PROVIDED RECORDS ::
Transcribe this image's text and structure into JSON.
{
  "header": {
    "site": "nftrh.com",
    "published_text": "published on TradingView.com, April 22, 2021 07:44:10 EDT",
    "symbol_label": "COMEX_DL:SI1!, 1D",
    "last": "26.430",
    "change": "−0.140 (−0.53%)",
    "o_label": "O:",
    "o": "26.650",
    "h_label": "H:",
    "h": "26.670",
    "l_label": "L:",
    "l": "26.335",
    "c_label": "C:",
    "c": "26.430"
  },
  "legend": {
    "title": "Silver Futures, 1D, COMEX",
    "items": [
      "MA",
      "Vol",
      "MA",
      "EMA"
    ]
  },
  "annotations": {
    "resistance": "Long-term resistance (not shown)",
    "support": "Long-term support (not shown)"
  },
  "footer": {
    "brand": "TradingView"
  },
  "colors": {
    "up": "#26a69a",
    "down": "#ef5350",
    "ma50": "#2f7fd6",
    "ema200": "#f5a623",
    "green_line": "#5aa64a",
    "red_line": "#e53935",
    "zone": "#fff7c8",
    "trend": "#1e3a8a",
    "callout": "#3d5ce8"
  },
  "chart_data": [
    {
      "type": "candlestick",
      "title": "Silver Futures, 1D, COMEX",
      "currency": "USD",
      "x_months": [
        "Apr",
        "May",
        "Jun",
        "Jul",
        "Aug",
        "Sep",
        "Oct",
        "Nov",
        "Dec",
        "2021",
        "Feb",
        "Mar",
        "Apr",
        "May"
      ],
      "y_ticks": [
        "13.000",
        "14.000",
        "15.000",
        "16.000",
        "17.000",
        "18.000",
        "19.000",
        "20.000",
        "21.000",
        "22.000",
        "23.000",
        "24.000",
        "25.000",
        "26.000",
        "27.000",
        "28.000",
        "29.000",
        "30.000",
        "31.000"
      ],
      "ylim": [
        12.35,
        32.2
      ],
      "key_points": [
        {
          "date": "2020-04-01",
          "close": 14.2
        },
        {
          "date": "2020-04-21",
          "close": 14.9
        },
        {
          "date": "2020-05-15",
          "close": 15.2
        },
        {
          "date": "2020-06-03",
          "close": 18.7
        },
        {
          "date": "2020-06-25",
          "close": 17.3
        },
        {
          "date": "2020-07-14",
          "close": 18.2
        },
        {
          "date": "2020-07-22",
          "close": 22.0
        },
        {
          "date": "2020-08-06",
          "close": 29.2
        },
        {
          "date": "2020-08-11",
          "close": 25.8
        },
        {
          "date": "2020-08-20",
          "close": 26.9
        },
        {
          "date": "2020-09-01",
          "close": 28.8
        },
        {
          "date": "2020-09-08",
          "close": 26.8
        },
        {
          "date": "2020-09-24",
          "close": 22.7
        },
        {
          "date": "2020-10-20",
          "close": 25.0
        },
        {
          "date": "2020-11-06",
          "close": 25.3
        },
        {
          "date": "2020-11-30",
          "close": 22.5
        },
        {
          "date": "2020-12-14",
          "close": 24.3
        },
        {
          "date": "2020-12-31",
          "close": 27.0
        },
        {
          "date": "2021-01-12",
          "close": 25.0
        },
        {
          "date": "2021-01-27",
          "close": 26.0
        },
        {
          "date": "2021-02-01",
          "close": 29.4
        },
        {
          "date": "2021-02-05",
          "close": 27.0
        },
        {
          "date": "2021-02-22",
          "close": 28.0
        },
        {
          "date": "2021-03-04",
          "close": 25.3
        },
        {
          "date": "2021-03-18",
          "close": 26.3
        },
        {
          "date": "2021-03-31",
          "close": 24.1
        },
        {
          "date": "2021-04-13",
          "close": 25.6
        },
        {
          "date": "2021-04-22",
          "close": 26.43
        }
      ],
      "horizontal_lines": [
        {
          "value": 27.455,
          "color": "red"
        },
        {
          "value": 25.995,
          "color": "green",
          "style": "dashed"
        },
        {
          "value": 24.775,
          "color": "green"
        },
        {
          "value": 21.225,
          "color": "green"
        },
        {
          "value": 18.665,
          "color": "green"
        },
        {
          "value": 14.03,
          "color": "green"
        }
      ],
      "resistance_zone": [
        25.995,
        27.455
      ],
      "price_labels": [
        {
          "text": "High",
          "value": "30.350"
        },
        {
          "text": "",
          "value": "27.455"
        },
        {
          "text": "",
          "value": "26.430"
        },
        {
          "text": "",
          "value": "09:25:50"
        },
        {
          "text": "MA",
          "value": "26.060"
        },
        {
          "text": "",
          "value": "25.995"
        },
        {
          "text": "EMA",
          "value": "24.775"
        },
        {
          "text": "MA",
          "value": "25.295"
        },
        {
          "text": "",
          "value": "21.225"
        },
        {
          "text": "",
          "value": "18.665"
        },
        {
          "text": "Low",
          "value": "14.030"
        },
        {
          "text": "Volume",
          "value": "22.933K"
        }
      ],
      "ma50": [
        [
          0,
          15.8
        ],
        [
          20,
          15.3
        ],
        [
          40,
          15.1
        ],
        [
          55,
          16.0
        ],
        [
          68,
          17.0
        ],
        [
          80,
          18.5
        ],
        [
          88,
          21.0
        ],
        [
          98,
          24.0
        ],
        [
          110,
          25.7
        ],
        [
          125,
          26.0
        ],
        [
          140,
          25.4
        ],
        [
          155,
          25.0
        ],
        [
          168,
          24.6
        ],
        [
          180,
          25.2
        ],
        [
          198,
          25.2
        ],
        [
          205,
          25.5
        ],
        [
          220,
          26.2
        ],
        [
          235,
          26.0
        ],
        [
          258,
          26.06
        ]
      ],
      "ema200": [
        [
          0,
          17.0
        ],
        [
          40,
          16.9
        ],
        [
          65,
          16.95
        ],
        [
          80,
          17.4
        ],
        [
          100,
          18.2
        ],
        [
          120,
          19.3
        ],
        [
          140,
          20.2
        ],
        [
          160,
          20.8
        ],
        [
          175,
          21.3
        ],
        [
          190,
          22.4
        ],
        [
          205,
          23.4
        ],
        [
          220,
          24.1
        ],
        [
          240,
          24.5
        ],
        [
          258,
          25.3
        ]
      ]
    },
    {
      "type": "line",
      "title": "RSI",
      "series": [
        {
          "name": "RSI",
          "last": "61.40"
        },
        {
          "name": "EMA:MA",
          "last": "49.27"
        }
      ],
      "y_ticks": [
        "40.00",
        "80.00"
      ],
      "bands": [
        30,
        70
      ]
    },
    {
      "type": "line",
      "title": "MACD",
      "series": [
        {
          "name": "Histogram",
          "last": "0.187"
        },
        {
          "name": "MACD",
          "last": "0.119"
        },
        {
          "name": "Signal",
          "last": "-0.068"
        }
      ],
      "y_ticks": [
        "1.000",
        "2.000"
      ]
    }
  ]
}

GIVEN INSTRUCTION :: From the records above, extract every line exactly as it stands.

ANSWER TO THE PROBLEM ::
Transcribe this image's text and structure into JSON.
{
  "header": {
    "site": "nftrh.com",
    "published_text": "published on TradingView.com, April 22, 2021 07:44:10 EDT",
    "symbol_label": "COMEX_DL:SI1!, 1D",
    "last": "26.430",
    "change": "−0.140 (−0.53%)",
    "o_label": "O:",
    "o": "26.650",
    "h_label": "H:",
    "h": "26.670",
    "l_label": "L:",
    "l": "26.335",
    "c_label": "C:",
    "c": "26.430"
  },
  "legend": {
    "title": "Silver Futures, 1D, COMEX",
    "items": [
      "MA",
      "Vol",
      "MA",
      "EMA"
    ]
  },
  "annotations": {
    "resistance": "Long-term resistance (not shown)",
    "support": "Long-term support (not shown)"
  },
  "footer": {
    "brand": "TradingView"
  },
  "colors": {
    "up": "#26a69a",
    "down": "#ef5350",
    "ma50": "#2f7fd6",
    "ema200": "#f5a623",
    "green_line": "#5aa64a",
    "red_line": "#e53935",
    "zone": "#fff7c8",
    "trend": "#1e3a8a",
    "callout": "#3d5ce8"
  },
  "chart_data": [
    {
      "type": "candlestick",
      "title": "Silver Futures, 1D, COMEX",
      "currency": "USD",
      "x_months": [
        "Apr",
        "May",
        "Jun",
        "Jul",
        "Aug",
        "Sep",
        "Oct",
        "Nov",
        "Dec",
        "2021",
        "Feb",
        "Mar",
        "Apr",
        "May"
      ],
      "y_ticks": [
        "13.000",
        "14.000",
        "15.000",
        "16.000",
        "17.000",
        "18.000",
        "19.000",
        "20.000",
        "21.000",
        "22.000",
        "23.000",
        "24.000",
        "25.000",
        "26.000",
        "27.000",
        "28.000",
        "29.000",
        "30.000",
        "31.000"
      ],
      "ylim": [
        12.35,
        32.2
      ],
      "key_points": [
        {
          "date": "2020-04-01",
          "close": 14.2
        },
        {
          "date": "2020-04-21",
          "close": 14.9
        },
        {
          "date": "2020-05-15",
          "close": 15.2
        },
        {
          "date": "2020-06-03",
          "close": 18.7
        },
        {
          "date": "2020-06-25",
          "close": 17.3
        },
        {
          "date": "2020-07-14",
          "close": 18.2
        },
        {
          "date": "2020-07-22",
          "close": 22.0
        },
        {
          "date": "2020-08-06",
          "close": 29.2
        },
        {
          "date": "2020-08-11",
          "close": 25.8
        },
        {
          "date": "2020-08-20",
          "close": 26.9
        },
        {
          "date": "2020-09-01",
          "close": 28.8
        },
        {
          "date": "2020-09-08",
          "close": 26.8
        },
        {
          "date": "2020-09-24",
          "close": 22.7
        },
        {
          "date": "2020-10-20",
          "close": 25.0
        },
        {
          "date": "2020-11-06",
          "close": 25.3
        },
        {
          "date": "2020-11-30",
          "close": 22.5
        },
        {
          "date": "2020-12-14",
          "close": 24.3
        },
        {
          "date": "2020-12-31",
          "close": 27.0
        },
        {
          "date": "2021-01-12",
          "close": 25.0
        },
        {
          "date": "2021-01-27",
          "close": 26.0
        },
        {
          "date": "2021-02-01",
          "close": 29.4
        },
        {
          "date": "2021-02-05",
          "close": 27.0
        },
        {
          "date": "2021-02-22",
          "close": 28.0
        },
        {
          "date": "2021-03-04",
          "close": 25.3
        },
        {
          "date": "2021-03-18",
          "close": 26.3
        },
        {
          "date": "2021-03-31",
          "close": 24.1
        },
        {
          "date": "2021-04-13",
          "close": 25.6
        },
        {
          "date": "2021-04-22",
          "close": 26.43
        }
      ],
      "horizontal_lines": [
        {
          "value": 27.455,
          "color": "red"
        },
        {
          "value": 25.995,
          "color": "green",
          "style": "dashed"
        },
        {
          "value": 24.775,
          "color": "green"
        },
        {
          "value": 21.225,
          "color": "green"
        },
        {
          "value": 18.665,
          "color": "green"
        },
        {
          "value": 14.03,
          "color": "green"
        }
      ],
      "resistance_zone": [
        25.995,
        27.455
      ],
      "price_labels": [
        {
          "text": "High",
          "value": "30.350"
        },
        {
          "text": "",
          "value": "27.455"
        },
        {
          "text": "",
          "value": "26.430"
        },
        {
          "text": "",
          "value": "09:25:50"
        },
        {
          "text": "MA",
          "value": "26.060"
        },
        {
          "text": "",
          "value": "25.995"
        },
        {
          "text": "EMA",
          "value": "24.775"
        },
        {
          "text": "MA",
          "value": "25.295"
        },
        {
          "text": "",
          "value": "21.225"
        },
        {
          "text": "",
          "value": "18.665"
        },
        {
          "text": "Low",
          "value": "14.030"
        },
        {
          "text": "Volume",
          "value": "22.933K"
        }
      ],
      "ma50": [
        [
          0,
          15.8
        ],
        [
          20,
          15.3
        ],
        [
          40,
          15.1
        ],
        [
          55,
          16.0
        ],
        [
          68,
          17.0
        ],
        [
          80,
          18.5
        ],
        [
          88,
          21.0
        ],
        [
          98,
          24.0
        ],
        [
          110,
          25.7
        ],
        [
          125,
          26.0
        ],
        [
          140,
          25.4
        ],
        [
          155,
          25.0
        ],
        [
          168,
          24.6
        ],
        [
          180,
          25.2
        ],
        [
          198,
          25.2
        ],
        [
          205,
          25.5
        ],
        [
          220,
          26.2
        ],
        [
          235,
          26.0
        ],
        [
          258,
          26.06
        ]
      ],
      "ema200": [
        [
          0,
          17.0
        ],
        [
          40,
          16.9
        ],
        [
          65,
          16.95
        ],
        [
          80,
          17.4
        ],
        [
          100,
          18.2
        ],
        [
          120,
          19.3
        ],
        [
          140,
          20.2
        ],
        [
          160,
          20.8
        ],
        [
          175,
          21.3
        ],
        [
          190,
          22.4
        ],
        [
          205,
          23.4
        ],
        [
          220,
          24.1
        ],
        [
          240,
          24.5
        ],
        [
          258,
          25.3
        ]
      ]
    },
    {
      "type": "line",
      "title": "RSI",
      "series": [
        {
          "name": "RSI",
          "last": "61.40"
        },
        {
          "name": "EMA:MA",
          "last": "49.27"
        }
      ],
      "y_ticks": [
        "40.00",
        "80.00"
      ],
      "bands": [
        30,
        70
      ]
    },
    {
      "type": "line",
      "title": "MACD",
      "series": [
        {
          "name": "Histogram",
          "last": "0.187"
        },
        {
          "name": "MACD",
          "last": "0.119"
        },
        {
          "name": "Signal",
          "last": "-0.068"
        }
      ],
      "y_ticks": [
        "1.000",
        "2.000"
      ]
    }
  ]
}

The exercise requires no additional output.